▸ Given problem
Check each line below for the word "réutilisation", and copy those that have it.

'''

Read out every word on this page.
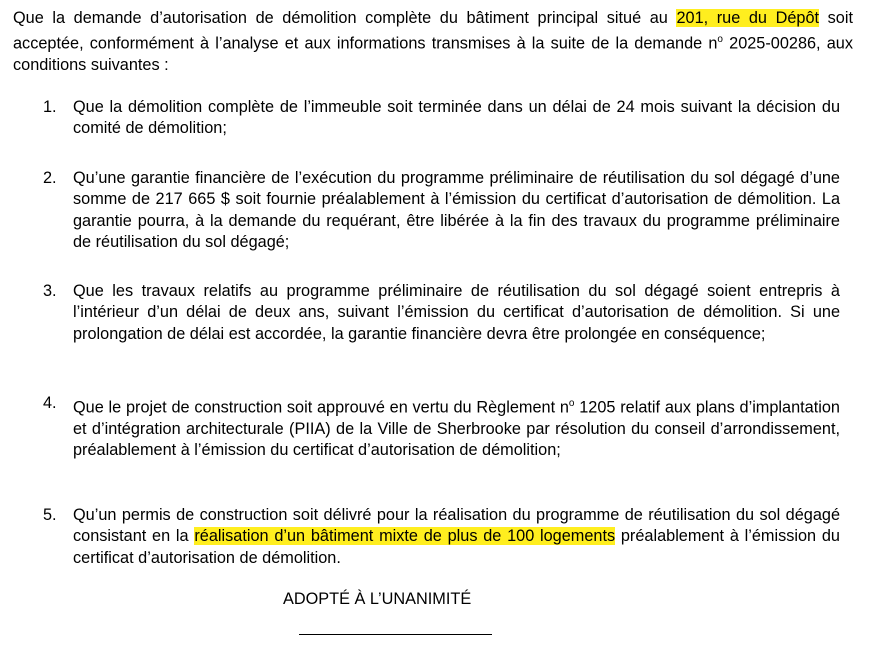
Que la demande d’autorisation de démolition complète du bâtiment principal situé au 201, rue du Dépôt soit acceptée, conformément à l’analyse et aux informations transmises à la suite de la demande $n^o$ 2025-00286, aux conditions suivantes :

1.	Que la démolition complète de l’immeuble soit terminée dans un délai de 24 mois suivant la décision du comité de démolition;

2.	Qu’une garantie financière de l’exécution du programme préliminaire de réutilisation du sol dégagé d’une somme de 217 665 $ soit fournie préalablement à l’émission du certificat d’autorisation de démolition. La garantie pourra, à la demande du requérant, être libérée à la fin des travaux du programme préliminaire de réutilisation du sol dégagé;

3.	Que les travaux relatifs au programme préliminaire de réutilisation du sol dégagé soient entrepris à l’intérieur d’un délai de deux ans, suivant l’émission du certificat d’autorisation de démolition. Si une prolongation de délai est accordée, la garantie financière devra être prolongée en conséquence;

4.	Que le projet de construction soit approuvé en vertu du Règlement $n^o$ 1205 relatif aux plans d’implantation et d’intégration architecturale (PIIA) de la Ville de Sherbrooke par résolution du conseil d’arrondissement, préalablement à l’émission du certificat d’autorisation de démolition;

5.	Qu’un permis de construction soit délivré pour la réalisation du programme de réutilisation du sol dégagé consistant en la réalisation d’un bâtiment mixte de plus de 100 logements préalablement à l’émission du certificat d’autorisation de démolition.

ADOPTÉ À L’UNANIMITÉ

'''

▸ Problem solution
2.	Qu’une garantie financière de l’exécution du programme préliminaire de réutilisation du sol dégagé d’une somme de 217 665 $ soit fournie préalablement à l’émission du certificat d’autorisation de démolition. La garantie pourra, à la demande du requérant, être libérée à la fin des travaux du programme préliminaire de réutilisation du sol dégagé;
3.	Que les travaux relatifs au programme préliminaire de réutilisation du sol dégagé soient entrepris à l’intérieur d’un délai de deux ans, suivant l’émission du certificat d’autorisation de démolition. Si une prolongation de délai est accordée, la garantie financière devra être prolongée en conséquence;
5.	Qu’un permis de construction soit délivré pour la réalisation du programme de réutilisation du sol dégagé consistant en la réalisation d’un bâtiment mixte de plus de 100 logements préalablement à l’émission du certificat d’autorisation de démolition.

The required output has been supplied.